Stored data
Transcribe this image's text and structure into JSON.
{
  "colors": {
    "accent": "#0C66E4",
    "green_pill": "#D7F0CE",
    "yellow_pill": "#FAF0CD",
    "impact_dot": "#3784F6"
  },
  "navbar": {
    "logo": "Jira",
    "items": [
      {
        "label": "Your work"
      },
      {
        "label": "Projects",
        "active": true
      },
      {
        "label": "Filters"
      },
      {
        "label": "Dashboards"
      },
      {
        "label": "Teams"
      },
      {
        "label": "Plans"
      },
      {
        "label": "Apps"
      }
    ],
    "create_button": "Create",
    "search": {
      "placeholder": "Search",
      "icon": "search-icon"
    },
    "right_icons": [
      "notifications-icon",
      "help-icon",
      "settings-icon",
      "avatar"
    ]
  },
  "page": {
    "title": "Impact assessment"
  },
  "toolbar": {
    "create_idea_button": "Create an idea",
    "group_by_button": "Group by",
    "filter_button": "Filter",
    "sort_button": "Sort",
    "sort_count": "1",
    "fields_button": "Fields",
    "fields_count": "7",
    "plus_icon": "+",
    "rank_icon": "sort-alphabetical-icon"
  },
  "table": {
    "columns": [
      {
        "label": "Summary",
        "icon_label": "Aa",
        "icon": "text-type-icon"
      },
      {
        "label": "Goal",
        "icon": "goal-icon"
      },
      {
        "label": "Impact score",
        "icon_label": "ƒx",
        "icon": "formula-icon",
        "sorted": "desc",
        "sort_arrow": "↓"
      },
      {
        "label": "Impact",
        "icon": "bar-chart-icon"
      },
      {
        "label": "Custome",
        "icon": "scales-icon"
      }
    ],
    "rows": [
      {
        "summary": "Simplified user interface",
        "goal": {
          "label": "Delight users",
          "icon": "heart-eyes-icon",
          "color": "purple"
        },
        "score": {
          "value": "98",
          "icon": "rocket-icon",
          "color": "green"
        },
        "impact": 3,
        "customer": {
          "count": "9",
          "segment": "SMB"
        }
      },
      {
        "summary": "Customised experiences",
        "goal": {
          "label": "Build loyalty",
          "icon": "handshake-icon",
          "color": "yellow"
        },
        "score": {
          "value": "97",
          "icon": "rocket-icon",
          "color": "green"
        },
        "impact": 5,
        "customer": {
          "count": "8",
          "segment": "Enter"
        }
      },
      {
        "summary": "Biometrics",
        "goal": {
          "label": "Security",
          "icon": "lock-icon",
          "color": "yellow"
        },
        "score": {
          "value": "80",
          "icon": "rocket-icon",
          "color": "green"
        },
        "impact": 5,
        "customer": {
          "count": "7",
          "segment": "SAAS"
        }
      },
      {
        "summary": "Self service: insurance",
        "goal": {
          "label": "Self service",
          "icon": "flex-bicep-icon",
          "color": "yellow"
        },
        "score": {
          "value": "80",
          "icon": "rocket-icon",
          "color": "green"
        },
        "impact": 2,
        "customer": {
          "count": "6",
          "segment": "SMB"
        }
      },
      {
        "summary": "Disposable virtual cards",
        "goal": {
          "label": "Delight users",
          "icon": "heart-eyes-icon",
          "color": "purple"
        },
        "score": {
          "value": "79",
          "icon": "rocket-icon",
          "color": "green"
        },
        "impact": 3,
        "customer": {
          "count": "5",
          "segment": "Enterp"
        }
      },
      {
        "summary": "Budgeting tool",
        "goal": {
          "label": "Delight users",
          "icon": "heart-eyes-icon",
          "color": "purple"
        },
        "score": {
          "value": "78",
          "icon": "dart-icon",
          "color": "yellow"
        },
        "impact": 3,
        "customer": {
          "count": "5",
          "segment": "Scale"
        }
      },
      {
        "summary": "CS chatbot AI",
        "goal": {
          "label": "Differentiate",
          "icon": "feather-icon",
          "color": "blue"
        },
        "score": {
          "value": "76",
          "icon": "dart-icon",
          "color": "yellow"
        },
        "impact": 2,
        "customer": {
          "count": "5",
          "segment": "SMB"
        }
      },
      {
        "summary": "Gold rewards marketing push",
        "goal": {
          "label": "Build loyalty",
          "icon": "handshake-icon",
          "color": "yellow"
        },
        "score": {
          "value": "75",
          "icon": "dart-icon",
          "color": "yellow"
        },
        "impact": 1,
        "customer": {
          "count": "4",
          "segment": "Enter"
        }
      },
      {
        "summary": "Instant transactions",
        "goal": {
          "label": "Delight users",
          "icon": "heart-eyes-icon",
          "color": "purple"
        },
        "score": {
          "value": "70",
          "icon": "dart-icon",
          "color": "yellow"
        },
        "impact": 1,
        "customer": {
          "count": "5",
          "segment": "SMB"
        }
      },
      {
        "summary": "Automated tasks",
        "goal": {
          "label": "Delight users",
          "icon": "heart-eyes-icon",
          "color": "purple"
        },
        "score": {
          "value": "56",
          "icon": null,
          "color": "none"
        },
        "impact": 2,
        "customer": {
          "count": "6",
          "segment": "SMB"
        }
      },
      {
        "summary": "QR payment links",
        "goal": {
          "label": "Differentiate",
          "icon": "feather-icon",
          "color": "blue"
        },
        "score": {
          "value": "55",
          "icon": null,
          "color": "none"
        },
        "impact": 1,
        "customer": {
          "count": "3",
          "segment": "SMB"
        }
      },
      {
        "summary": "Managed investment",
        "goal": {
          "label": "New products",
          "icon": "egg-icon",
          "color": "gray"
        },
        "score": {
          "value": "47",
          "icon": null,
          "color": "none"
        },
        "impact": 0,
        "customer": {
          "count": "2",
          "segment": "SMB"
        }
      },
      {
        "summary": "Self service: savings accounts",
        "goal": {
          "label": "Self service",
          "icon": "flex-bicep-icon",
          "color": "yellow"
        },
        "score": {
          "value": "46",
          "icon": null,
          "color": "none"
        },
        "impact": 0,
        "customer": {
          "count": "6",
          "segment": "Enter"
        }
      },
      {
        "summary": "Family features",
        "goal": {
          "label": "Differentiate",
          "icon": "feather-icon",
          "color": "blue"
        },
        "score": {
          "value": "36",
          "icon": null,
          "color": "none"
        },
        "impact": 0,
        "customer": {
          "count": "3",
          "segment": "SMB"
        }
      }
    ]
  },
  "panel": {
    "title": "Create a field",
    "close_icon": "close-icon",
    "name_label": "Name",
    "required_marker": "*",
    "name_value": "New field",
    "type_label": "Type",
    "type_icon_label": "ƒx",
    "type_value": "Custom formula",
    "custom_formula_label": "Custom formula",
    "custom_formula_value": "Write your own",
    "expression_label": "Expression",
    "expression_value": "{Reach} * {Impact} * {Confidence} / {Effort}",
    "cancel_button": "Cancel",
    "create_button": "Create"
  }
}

■ Challenge
Without leaving anything out, give the entries again exactly.

■ Result of the task
Transcribe this image's text and structure into JSON.
{
  "colors": {
    "accent": "#0C66E4",
    "green_pill": "#D7F0CE",
    "yellow_pill": "#FAF0CD",
    "impact_dot": "#3784F6"
  },
  "navbar": {
    "logo": "Jira",
    "items": [
      {
        "label": "Your work"
      },
      {
        "label": "Projects",
        "active": true
      },
      {
        "label": "Filters"
      },
      {
        "label": "Dashboards"
      },
      {
        "label": "Teams"
      },
      {
        "label": "Plans"
      },
      {
        "label": "Apps"
      }
    ],
    "create_button": "Create",
    "search": {
      "placeholder": "Search",
      "icon": "search-icon"
    },
    "right_icons": [
      "notifications-icon",
      "help-icon",
      "settings-icon",
      "avatar"
    ]
  },
  "page": {
    "title": "Impact assessment"
  },
  "toolbar": {
    "create_idea_button": "Create an idea",
    "group_by_button": "Group by",
    "filter_button": "Filter",
    "sort_button": "Sort",
    "sort_count": "1",
    "fields_button": "Fields",
    "fields_count": "7",
    "plus_icon": "+",
    "rank_icon": "sort-alphabetical-icon"
  },
  "table": {
    "columns": [
      {
        "label": "Summary",
        "icon_label": "Aa",
        "icon": "text-type-icon"
      },
      {
        "label": "Goal",
        "icon": "goal-icon"
      },
      {
        "label": "Impact score",
        "icon_label": "ƒx",
        "icon": "formula-icon",
        "sorted": "desc",
        "sort_arrow": "↓"
      },
      {
        "label": "Impact",
        "icon": "bar-chart-icon"
      },
      {
        "label": "Custome",
        "icon": "scales-icon"
      }
    ],
    "rows": [
      {
        "summary": "Simplified user interface",
        "goal": {
          "label": "Delight users",
          "icon": "heart-eyes-icon",
          "color": "purple"
        },
        "score": {
          "value": "98",
          "icon": "rocket-icon",
          "color": "green"
        },
        "impact": 3,
        "customer": {
          "count": "9",
          "segment": "SMB"
        }
      },
      {
        "summary": "Customised experiences",
        "goal": {
          "label": "Build loyalty",
          "icon": "handshake-icon",
          "color": "yellow"
        },
        "score": {
          "value": "97",
          "icon": "rocket-icon",
          "color": "green"
        },
        "impact": 5,
        "customer": {
          "count": "8",
          "segment": "Enter"
        }
      },
      {
        "summary": "Biometrics",
        "goal": {
          "label": "Security",
          "icon": "lock-icon",
          "color": "yellow"
        },
        "score": {
          "value": "80",
          "icon": "rocket-icon",
          "color": "green"
        },
        "impact": 5,
        "customer": {
          "count": "7",
          "segment": "SAAS"
        }
      },
      {
        "summary": "Self service: insurance",
        "goal": {
          "label": "Self service",
          "icon": "flex-bicep-icon",
          "color": "yellow"
        },
        "score": {
          "value": "80",
          "icon": "rocket-icon",
          "color": "green"
        },
        "impact": 2,
        "customer": {
          "count": "6",
          "segment": "SMB"
        }
      },
      {
        "summary": "Disposable virtual cards",
        "goal": {
          "label": "Delight users",
          "icon": "heart-eyes-icon",
          "color": "purple"
        },
        "score": {
          "value": "79",
          "icon": "rocket-icon",
          "color": "green"
        },
        "impact": 3,
        "customer": {
          "count": "5",
          "segment": "Enterp"
        }
      },
      {
        "summary": "Budgeting tool",
        "goal": {
          "label": "Delight users",
          "icon": "heart-eyes-icon",
          "color": "purple"
        },
        "score": {
          "value": "78",
          "icon": "dart-icon",
          "color": "yellow"
        },
        "impact": 3,
        "customer": {
          "count": "5",
          "segment": "Scale"
        }
      },
      {
        "summary": "CS chatbot AI",
        "goal": {
          "label": "Differentiate",
          "icon": "feather-icon",
          "color": "blue"
        },
        "score": {
          "value": "76",
          "icon": "dart-icon",
          "color": "yellow"
        },
        "impact": 2,
        "customer": {
          "count": "5",
          "segment": "SMB"
        }
      },
      {
        "summary": "Gold rewards marketing push",
        "goal": {
          "label": "Build loyalty",
          "icon": "handshake-icon",
          "color": "yellow"
        },
        "score": {
          "value": "75",
          "icon": "dart-icon",
          "color": "yellow"
        },
        "impact": 1,
        "customer": {
          "count": "4",
          "segment": "Enter"
        }
      },
      {
        "summary": "Instant transactions",
        "goal": {
          "label": "Delight users",
          "icon": "heart-eyes-icon",
          "color": "purple"
        },
        "score": {
          "value": "70",
          "icon": "dart-icon",
          "color": "yellow"
        },
        "impact": 1,
        "customer": {
          "count": "5",
          "segment": "SMB"
        }
      },
      {
        "summary": "Automated tasks",
        "goal": {
          "label": "Delight users",
          "icon": "heart-eyes-icon",
          "color": "purple"
        },
        "score": {
          "value": "56",
          "icon": null,
          "color": "none"
        },
        "impact": 2,
        "customer": {
          "count": "6",
          "segment": "SMB"
        }
      },
      {
        "summary": "QR payment links",
        "goal": {
          "label": "Differentiate",
          "icon": "feather-icon",
          "color": "blue"
        },
        "score": {
          "value": "55",
          "icon": null,
          "color": "none"
        },
        "impact": 1,
        "customer": {
          "count": "3",
          "segment": "SMB"
        }
      },
      {
        "summary": "Managed investment",
        "goal": {
          "label": "New products",
          "icon": "egg-icon",
          "color": "gray"
        },
        "score": {
          "value": "47",
          "icon": null,
          "color": "none"
        },
        "impact": 0,
        "customer": {
          "count": "2",
          "segment": "SMB"
        }
      },
      {
        "summary": "Self service: savings accounts",
        "goal": {
          "label": "Self service",
          "icon": "flex-bicep-icon",
          "color": "yellow"
        },
        "score": {
          "value": "46",
          "icon": null,
          "color": "none"
        },
        "impact": 0,
        "customer": {
          "count": "6",
          "segment": "Enter"
        }
      },
      {
        "summary": "Family features",
        "goal": {
          "label": "Differentiate",
          "icon": "feather-icon",
          "color": "blue"
        },
        "score": {
          "value": "36",
          "icon": null,
          "color": "none"
        },
        "impact": 0,
        "customer": {
          "count": "3",
          "segment": "SMB"
        }
      }
    ]
  },
  "panel": {
    "title": "Create a field",
    "close_icon": "close-icon",
    "name_label": "Name",
    "required_marker": "*",
    "name_value": "New field",
    "type_label": "Type",
    "type_icon_label": "ƒx",
    "type_value": "Custom formula",
    "custom_formula_label": "Custom formula",
    "custom_formula_value": "Write your own",
    "expression_label": "Expression",
    "expression_value": "{Reach} * {Impact} * {Confidence} / {Effort}",
    "cancel_button": "Cancel",
    "create_button": "Create"
  }
}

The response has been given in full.